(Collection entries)
------------------------------------------------------------------------

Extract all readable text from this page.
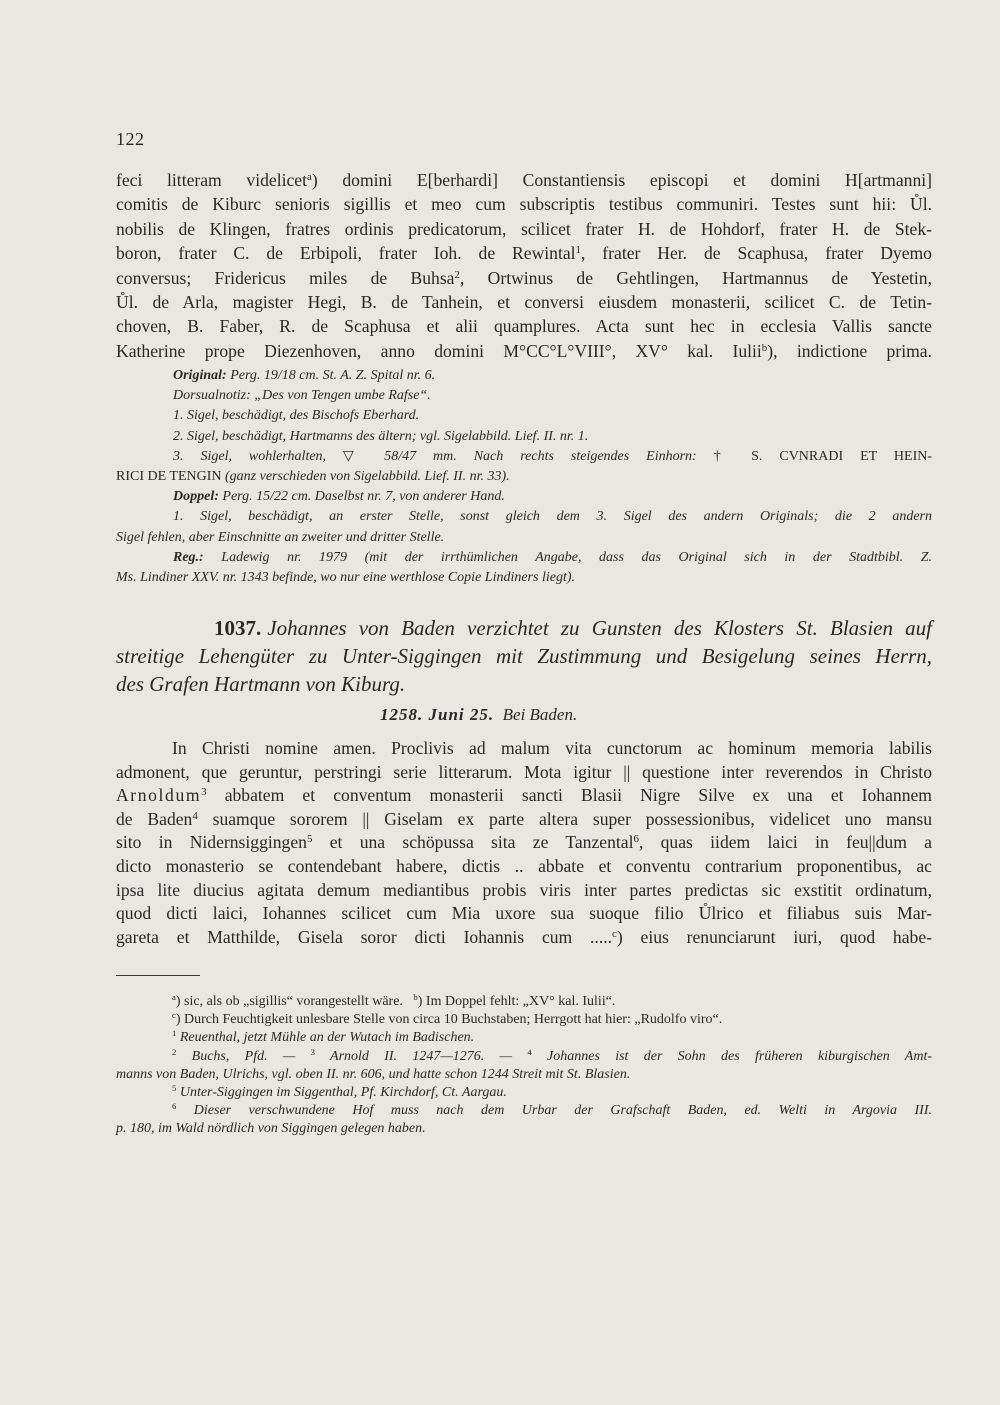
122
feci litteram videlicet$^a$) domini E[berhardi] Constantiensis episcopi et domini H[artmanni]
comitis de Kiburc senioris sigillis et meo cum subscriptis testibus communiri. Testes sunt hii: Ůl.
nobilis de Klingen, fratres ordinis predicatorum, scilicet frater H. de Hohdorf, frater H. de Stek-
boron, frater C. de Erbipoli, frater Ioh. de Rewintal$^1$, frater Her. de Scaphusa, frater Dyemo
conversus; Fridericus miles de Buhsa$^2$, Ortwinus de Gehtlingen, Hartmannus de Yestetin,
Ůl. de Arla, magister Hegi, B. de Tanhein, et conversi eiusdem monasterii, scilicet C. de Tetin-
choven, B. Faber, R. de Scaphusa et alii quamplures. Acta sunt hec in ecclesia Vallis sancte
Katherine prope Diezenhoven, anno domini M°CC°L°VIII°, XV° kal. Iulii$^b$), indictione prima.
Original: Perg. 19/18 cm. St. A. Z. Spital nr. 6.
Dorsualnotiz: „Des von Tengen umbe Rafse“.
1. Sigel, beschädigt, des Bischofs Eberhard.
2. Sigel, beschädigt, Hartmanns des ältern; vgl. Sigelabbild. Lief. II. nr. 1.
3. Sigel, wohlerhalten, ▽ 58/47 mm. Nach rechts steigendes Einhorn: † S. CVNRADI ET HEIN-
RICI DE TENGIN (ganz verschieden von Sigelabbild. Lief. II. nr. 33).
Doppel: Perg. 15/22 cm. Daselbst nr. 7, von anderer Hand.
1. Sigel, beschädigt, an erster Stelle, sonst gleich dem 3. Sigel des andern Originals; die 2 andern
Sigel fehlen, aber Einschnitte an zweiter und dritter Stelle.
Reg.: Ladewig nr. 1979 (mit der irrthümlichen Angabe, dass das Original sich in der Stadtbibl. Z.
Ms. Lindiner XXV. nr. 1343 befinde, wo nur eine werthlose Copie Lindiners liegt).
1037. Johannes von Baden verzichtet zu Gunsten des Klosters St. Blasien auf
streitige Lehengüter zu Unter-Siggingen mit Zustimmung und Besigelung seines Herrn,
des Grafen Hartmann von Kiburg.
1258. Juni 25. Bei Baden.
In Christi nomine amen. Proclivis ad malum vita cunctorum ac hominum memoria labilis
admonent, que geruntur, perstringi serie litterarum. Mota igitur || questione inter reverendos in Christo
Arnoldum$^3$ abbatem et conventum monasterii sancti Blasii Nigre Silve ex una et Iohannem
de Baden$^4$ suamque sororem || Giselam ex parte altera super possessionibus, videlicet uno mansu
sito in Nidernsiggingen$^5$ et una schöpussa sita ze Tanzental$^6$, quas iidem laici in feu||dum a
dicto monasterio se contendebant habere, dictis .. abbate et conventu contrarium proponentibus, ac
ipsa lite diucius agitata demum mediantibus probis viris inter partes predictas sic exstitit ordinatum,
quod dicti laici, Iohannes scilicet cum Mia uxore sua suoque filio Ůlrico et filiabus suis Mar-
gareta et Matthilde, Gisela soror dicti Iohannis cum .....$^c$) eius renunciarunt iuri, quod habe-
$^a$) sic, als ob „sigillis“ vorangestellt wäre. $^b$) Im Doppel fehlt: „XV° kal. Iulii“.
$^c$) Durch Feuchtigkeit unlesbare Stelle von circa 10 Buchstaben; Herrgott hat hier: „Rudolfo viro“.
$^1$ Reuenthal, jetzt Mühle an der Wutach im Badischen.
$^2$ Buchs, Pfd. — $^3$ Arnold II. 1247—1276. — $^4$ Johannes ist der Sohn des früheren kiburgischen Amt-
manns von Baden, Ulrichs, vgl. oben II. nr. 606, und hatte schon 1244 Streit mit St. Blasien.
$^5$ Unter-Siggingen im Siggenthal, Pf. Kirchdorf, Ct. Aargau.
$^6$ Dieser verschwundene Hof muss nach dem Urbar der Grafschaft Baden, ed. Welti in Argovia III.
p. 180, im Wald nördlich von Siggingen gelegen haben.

------------------------------------------------------------------------

The request
Read the entries above, then pull out the lines that include "domini".

Output of the exercise
feci litteram videlicet$^a$) domini E[berhardi] Constantiensis episcopi et domini H[artmanni]
Katherine prope Diezenhoven, anno domini M°CC°L°VIII°, XV° kal. Iulii$^b$), indictione prima.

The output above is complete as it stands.